# WHAT YOU WILL DO
Identify every line in the records below that contains the word "Update", and copy each of those lines.

(Collected data)
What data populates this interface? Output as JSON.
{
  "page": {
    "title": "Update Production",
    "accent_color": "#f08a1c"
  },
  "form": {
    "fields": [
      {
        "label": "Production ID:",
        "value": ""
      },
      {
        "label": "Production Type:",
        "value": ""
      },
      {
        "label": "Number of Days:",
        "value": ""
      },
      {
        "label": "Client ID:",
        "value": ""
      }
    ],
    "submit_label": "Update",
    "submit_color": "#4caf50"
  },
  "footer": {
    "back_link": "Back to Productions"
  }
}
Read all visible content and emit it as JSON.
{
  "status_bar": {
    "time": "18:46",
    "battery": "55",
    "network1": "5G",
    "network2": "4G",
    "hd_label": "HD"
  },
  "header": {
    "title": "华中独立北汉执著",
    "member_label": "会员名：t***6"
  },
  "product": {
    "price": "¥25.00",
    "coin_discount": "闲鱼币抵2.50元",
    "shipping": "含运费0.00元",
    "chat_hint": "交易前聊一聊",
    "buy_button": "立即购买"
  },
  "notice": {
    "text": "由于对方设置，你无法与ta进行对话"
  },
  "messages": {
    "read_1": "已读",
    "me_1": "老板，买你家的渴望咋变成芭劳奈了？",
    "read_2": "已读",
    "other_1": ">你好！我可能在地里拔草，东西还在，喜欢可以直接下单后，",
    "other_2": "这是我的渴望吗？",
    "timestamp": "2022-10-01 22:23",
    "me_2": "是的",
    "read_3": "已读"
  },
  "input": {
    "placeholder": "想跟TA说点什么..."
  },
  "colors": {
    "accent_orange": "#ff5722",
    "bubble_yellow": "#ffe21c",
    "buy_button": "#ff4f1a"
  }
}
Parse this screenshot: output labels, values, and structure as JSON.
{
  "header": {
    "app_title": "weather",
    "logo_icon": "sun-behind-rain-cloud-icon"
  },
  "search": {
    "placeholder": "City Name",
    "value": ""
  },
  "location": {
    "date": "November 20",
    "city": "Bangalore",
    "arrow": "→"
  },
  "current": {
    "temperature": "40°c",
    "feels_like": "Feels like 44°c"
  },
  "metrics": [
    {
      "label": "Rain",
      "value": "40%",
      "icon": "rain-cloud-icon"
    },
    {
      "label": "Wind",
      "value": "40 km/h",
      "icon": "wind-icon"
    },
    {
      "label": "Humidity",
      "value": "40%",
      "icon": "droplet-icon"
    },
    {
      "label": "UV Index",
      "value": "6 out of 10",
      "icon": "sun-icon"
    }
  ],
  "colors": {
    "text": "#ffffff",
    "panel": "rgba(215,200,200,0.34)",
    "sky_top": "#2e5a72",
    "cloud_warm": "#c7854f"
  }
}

# SOLUTION
    "title": "Update Production",
    "submit_label": "Update",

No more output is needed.